** start of Data listing **

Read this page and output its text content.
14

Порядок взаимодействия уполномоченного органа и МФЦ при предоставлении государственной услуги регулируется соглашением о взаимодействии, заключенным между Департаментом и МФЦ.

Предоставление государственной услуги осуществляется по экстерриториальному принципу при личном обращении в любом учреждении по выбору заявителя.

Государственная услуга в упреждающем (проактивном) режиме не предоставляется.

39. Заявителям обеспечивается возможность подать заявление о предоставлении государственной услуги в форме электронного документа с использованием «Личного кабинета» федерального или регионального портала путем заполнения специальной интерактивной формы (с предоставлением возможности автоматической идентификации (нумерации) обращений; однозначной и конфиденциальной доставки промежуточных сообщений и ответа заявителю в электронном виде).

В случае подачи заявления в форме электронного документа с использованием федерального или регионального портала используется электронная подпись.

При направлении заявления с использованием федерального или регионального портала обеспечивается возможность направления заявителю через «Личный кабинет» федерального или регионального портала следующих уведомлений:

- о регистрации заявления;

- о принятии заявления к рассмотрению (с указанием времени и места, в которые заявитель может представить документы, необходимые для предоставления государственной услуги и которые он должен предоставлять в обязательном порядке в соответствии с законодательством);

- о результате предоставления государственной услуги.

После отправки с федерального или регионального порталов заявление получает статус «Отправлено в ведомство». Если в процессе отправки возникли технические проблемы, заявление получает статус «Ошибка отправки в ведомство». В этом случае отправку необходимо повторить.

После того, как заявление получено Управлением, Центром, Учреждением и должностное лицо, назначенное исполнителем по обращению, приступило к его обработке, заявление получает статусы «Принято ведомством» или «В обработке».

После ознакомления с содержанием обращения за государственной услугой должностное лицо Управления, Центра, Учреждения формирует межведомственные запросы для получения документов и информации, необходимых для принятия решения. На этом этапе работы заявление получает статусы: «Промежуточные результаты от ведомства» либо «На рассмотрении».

** end of Data listing **

Every entry above needs to be quoted exactly.

Solved exercise
Read this page and output its text content.
14

Порядок взаимодействия уполномоченного органа и МФЦ при предоставлении государственной услуги регулируется соглашением о взаимодействии, заключенным между Департаментом и МФЦ.

Предоставление государственной услуги осуществляется по экстерриториальному принципу при личном обращении в любом учреждении по выбору заявителя.

Государственная услуга в упреждающем (проактивном) режиме не предоставляется.

39. Заявителям обеспечивается возможность подать заявление о предоставлении государственной услуги в форме электронного документа с использованием «Личного кабинета» федерального или регионального портала путем заполнения специальной интерактивной формы (с предоставлением возможности автоматической идентификации (нумерации) обращений; однозначной и конфиденциальной доставки промежуточных сообщений и ответа заявителю в электронном виде).

В случае подачи заявления в форме электронного документа с использованием федерального или регионального портала используется электронная подпись.

При направлении заявления с использованием федерального или регионального портала обеспечивается возможность направления заявителю через «Личный кабинет» федерального или регионального портала следующих уведомлений:

- о регистрации заявления;

- о принятии заявления к рассмотрению (с указанием времени и места, в которые заявитель может представить документы, необходимые для предоставления государственной услуги и которые он должен предоставлять в обязательном порядке в соответствии с законодательством);

- о результате предоставления государственной услуги.

После отправки с федерального или регионального порталов заявление получает статус «Отправлено в ведомство». Если в процессе отправки возникли технические проблемы, заявление получает статус «Ошибка отправки в ведомство». В этом случае отправку необходимо повторить.

После того, как заявление получено Управлением, Центром, Учреждением и должностное лицо, назначенное исполнителем по обращению, приступило к его обработке, заявление получает статусы «Принято ведомством» или «В обработке».

После ознакомления с содержанием обращения за государственной услугой должностное лицо Управления, Центра, Учреждения формирует межведомственные запросы для получения документов и информации, необходимых для принятия решения. На этом этапе работы заявление получает статусы: «Промежуточные результаты от ведомства» либо «На рассмотрении».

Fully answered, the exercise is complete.